### Written exercise
Every line below that mentions the word "name" should be copied out.

— Start —

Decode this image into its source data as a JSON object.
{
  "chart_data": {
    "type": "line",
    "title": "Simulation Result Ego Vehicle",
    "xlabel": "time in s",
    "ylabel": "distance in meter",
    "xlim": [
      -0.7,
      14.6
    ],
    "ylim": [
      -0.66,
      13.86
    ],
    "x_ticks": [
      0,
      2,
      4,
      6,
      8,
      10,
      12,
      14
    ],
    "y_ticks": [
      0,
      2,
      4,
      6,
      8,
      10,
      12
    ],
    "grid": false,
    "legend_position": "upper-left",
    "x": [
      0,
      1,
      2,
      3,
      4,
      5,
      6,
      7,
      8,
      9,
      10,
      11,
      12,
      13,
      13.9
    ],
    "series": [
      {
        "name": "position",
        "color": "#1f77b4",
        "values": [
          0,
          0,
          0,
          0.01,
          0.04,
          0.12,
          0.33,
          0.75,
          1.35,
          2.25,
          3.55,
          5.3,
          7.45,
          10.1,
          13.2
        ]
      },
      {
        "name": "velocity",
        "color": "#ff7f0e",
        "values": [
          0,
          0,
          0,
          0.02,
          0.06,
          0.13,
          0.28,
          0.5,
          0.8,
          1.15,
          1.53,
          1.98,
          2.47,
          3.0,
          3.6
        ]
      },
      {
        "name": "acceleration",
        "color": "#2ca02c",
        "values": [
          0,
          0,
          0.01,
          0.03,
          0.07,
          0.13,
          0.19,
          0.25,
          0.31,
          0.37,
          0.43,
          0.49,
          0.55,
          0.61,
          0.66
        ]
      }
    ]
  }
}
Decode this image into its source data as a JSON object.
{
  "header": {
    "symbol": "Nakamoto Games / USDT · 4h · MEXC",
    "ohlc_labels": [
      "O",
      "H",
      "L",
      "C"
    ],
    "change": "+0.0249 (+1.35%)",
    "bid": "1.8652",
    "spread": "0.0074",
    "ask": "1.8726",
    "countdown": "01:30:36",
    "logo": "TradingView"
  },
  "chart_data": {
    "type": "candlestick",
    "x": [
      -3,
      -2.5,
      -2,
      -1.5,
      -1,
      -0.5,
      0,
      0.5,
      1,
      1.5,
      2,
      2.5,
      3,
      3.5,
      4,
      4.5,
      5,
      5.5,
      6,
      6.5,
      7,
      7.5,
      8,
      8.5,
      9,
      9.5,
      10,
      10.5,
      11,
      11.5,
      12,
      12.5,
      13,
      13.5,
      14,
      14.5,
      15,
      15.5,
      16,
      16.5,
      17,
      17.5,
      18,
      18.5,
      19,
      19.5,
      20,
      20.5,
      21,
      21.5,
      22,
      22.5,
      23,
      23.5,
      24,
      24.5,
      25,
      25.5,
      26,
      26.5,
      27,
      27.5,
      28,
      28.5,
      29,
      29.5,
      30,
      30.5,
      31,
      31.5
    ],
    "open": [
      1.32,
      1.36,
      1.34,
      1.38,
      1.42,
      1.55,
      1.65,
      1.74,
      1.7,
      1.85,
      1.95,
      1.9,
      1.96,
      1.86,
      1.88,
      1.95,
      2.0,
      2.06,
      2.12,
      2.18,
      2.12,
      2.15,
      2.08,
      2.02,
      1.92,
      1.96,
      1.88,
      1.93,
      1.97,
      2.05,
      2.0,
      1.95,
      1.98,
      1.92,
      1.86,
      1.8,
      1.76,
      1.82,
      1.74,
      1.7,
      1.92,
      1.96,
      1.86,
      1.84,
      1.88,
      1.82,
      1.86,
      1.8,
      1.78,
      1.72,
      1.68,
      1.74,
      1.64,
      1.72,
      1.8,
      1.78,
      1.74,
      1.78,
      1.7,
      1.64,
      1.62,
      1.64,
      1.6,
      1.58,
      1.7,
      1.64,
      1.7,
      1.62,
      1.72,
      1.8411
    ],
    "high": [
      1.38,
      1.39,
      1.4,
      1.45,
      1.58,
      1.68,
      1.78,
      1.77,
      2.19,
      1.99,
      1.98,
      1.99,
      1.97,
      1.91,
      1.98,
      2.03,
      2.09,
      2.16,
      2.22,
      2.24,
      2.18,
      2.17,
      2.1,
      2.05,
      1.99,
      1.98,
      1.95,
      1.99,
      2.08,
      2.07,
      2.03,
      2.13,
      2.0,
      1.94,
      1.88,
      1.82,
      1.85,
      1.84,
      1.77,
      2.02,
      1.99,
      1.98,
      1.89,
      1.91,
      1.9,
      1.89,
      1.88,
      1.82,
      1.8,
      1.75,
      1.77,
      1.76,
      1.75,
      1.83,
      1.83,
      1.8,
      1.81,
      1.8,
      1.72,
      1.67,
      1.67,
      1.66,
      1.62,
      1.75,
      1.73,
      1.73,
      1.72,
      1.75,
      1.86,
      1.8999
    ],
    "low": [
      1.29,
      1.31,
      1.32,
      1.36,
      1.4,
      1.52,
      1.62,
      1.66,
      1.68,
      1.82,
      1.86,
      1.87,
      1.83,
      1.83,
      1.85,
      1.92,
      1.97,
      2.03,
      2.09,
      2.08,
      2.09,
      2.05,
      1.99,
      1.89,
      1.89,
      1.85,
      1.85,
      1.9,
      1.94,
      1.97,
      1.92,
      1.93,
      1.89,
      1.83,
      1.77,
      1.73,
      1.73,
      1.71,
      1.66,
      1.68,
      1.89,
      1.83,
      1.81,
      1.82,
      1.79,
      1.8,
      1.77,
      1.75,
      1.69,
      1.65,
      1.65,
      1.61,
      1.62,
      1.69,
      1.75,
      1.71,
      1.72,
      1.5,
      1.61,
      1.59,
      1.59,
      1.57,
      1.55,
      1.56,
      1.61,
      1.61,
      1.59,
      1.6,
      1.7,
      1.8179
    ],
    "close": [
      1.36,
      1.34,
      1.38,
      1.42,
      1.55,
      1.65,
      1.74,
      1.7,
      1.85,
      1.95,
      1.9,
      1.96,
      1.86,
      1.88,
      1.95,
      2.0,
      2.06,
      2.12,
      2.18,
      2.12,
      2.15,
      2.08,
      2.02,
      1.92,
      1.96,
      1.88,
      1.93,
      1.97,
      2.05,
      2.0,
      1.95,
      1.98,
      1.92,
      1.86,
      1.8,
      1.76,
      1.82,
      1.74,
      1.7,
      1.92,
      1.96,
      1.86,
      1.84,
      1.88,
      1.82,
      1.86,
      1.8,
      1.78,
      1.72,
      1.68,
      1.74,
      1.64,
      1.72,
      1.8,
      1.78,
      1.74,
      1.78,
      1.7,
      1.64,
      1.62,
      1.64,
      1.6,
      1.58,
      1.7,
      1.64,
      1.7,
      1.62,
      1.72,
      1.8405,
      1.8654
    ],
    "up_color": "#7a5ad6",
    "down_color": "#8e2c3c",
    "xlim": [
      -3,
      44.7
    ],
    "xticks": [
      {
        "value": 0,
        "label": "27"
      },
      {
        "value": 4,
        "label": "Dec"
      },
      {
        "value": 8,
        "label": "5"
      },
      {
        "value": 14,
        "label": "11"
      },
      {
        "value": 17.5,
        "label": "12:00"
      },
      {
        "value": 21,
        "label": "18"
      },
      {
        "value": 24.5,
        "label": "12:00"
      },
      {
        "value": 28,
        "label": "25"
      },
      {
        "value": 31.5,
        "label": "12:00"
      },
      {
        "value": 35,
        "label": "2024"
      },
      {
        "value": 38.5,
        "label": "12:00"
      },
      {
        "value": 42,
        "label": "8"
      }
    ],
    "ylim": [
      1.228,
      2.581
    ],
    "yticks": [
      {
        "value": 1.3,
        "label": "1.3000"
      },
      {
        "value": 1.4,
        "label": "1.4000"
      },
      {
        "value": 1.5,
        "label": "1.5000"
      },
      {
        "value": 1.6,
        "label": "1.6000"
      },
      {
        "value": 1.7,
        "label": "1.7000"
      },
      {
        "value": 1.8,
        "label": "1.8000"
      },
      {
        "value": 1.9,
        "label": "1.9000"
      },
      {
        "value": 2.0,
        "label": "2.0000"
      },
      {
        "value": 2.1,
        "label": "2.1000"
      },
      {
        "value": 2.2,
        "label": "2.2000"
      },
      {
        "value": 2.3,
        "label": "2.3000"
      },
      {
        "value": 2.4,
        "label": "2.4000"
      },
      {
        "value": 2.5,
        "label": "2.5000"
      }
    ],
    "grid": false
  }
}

— End —

### Full solution
        "name": "position",
        "name": "velocity",
        "name": "acceleration",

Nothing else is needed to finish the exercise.